Collected data:

****************

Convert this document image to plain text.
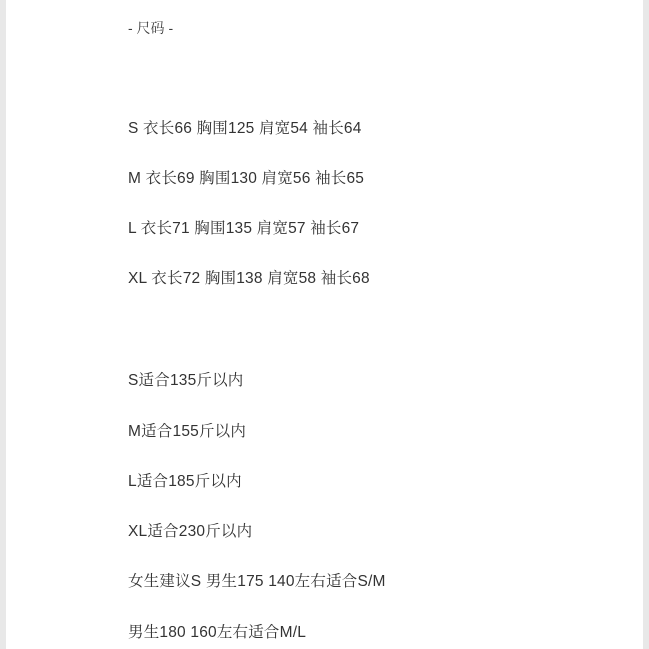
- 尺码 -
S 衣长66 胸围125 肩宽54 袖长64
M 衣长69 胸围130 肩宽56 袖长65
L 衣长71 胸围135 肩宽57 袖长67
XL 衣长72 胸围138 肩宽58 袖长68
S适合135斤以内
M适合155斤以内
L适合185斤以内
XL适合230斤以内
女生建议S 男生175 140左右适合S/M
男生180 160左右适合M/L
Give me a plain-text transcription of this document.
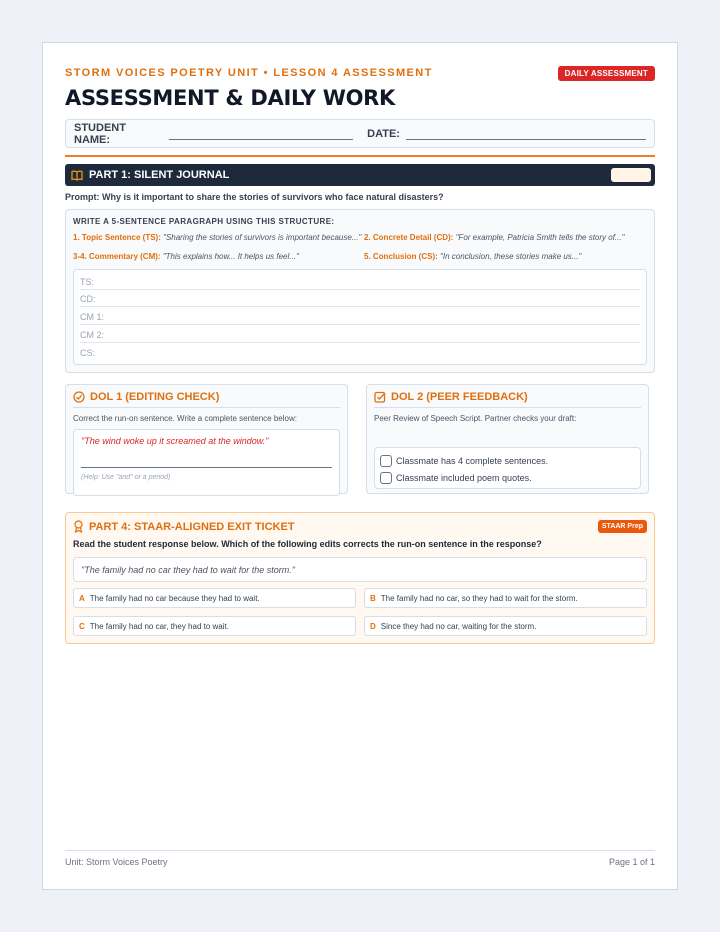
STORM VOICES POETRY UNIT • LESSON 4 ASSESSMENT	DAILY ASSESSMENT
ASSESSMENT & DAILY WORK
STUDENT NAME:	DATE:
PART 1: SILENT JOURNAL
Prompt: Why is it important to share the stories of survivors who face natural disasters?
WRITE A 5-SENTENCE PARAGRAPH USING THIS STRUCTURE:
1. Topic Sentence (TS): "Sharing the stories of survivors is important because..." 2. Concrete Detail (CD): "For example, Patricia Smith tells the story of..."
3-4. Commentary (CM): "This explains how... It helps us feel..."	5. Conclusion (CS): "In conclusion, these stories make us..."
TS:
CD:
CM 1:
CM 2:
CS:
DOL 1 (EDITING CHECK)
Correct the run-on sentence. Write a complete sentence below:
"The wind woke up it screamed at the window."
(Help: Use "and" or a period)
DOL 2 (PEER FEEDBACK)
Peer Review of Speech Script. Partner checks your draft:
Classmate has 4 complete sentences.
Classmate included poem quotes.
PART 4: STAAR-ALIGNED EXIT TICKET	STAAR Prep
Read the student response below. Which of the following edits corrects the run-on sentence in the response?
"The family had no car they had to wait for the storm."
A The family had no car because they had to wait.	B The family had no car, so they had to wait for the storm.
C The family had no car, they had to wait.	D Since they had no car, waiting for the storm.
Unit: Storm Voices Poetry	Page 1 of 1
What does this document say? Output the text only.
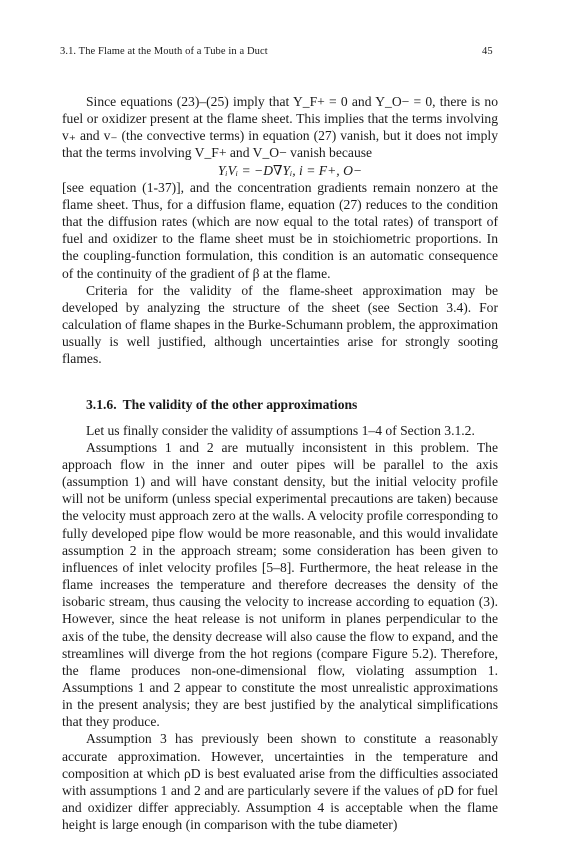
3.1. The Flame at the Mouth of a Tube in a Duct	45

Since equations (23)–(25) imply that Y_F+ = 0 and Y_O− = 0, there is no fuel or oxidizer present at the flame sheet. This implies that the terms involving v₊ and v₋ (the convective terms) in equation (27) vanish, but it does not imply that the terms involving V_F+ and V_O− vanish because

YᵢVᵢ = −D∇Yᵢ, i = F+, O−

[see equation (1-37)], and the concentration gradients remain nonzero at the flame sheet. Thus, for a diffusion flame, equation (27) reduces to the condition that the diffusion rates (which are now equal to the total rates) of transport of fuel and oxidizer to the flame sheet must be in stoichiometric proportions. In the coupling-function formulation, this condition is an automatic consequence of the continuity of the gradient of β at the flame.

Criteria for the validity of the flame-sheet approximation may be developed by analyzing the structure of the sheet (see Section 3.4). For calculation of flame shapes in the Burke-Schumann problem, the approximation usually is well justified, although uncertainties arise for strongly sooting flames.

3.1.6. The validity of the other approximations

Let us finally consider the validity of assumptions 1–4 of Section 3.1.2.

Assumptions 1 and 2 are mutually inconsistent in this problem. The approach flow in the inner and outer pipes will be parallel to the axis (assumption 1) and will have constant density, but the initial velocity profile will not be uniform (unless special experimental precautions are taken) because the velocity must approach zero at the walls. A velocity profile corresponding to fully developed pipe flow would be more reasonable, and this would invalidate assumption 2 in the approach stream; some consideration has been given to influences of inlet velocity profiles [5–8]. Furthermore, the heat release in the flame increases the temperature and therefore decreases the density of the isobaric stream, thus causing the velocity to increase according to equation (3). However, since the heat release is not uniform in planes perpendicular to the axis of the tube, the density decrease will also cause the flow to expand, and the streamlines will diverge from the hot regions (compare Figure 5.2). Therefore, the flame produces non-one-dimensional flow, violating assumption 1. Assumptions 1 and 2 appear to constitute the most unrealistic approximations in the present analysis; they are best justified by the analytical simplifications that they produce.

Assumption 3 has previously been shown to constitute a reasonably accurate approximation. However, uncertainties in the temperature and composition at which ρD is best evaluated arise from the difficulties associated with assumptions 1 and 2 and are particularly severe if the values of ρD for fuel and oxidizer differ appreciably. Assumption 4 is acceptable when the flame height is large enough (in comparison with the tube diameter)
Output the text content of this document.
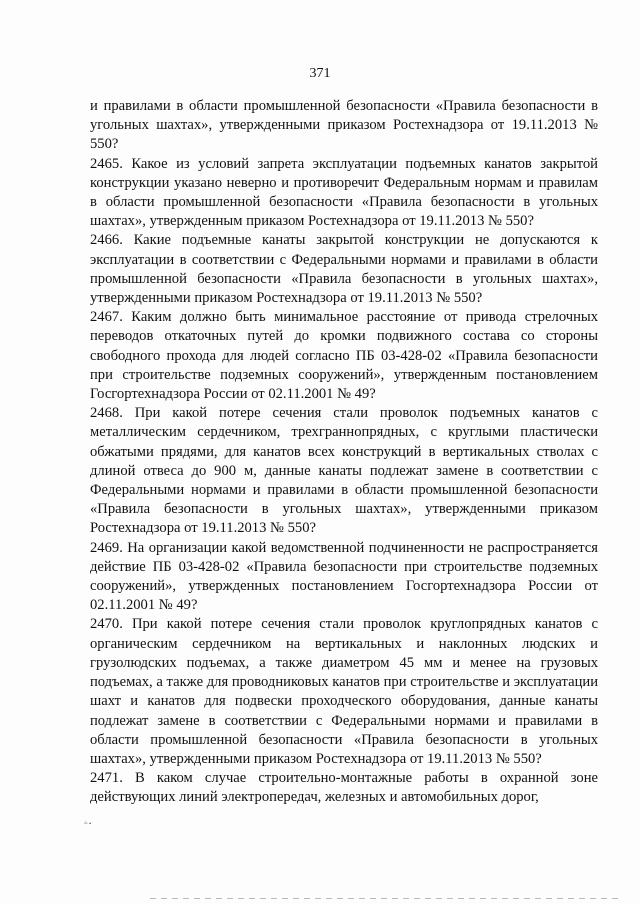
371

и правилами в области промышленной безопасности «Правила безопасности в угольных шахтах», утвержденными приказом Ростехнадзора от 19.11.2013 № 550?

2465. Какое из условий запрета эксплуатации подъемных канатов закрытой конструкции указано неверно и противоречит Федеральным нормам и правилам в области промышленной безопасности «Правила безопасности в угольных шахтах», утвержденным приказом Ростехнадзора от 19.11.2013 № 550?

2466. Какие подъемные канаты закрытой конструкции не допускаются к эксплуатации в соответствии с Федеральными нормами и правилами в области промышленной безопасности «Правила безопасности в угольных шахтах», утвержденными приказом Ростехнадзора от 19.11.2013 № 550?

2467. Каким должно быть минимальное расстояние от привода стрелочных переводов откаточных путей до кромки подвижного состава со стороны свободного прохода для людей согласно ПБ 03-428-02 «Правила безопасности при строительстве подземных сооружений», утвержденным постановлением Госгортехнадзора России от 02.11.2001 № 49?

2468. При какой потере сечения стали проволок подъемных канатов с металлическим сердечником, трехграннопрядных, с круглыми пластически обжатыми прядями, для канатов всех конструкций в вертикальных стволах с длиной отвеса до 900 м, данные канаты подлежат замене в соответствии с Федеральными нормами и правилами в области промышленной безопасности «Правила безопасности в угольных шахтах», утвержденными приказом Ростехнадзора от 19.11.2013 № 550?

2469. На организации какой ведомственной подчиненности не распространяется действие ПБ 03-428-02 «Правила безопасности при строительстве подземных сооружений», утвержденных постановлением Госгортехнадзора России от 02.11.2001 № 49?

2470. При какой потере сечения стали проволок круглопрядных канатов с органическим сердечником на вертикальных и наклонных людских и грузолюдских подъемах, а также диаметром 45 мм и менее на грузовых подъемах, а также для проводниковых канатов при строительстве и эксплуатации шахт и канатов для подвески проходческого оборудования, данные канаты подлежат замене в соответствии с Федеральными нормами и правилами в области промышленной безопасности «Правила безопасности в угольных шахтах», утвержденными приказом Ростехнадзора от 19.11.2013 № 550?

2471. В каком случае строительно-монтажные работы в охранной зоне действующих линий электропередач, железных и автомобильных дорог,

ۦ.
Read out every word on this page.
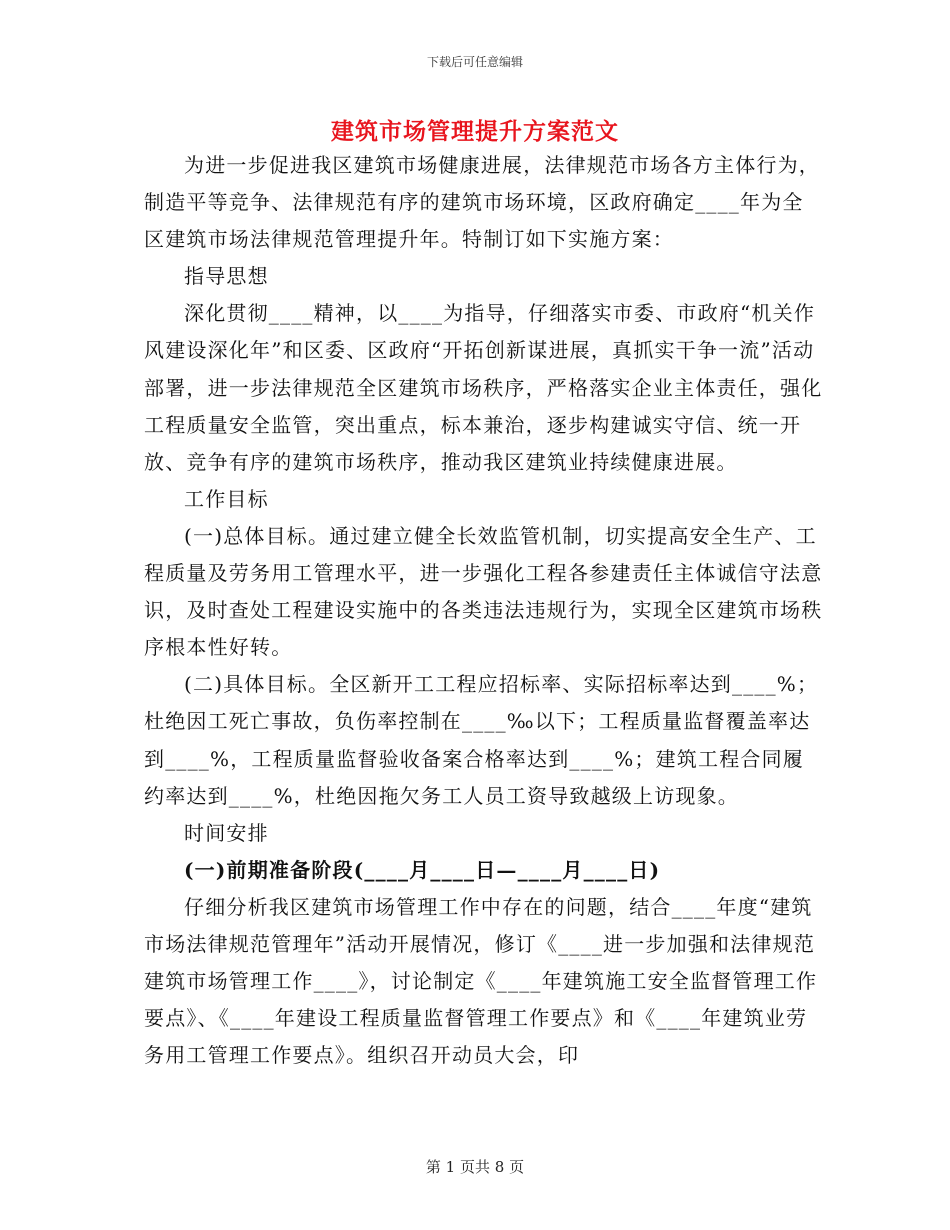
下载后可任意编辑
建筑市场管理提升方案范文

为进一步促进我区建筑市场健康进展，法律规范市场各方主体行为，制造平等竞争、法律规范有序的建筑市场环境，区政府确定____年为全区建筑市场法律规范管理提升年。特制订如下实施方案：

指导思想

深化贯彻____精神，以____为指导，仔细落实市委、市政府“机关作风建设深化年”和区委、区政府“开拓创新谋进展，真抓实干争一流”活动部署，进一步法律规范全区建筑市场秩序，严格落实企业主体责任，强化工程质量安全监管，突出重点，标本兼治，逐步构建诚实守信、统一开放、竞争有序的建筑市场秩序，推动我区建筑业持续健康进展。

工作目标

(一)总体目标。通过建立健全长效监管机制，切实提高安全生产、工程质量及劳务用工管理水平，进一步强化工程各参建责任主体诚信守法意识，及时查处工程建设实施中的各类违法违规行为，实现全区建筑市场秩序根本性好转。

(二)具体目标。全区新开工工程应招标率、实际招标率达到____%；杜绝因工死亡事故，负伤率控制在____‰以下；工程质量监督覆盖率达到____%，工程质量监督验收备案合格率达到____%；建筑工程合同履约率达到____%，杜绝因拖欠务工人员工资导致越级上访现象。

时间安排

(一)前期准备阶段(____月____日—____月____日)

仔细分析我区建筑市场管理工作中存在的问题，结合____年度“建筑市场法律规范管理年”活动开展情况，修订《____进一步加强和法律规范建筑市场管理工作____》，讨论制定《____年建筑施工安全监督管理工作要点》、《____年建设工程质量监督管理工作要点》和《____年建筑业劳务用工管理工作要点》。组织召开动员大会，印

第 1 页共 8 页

****************

What you are asked to do:
Copy each line of the records that contains the word "text".

Expected output:
Convert this document image to plain text.
Give me a plain-text transcription of this document.
What does this document say? Output the text only.
Output the text content of this document.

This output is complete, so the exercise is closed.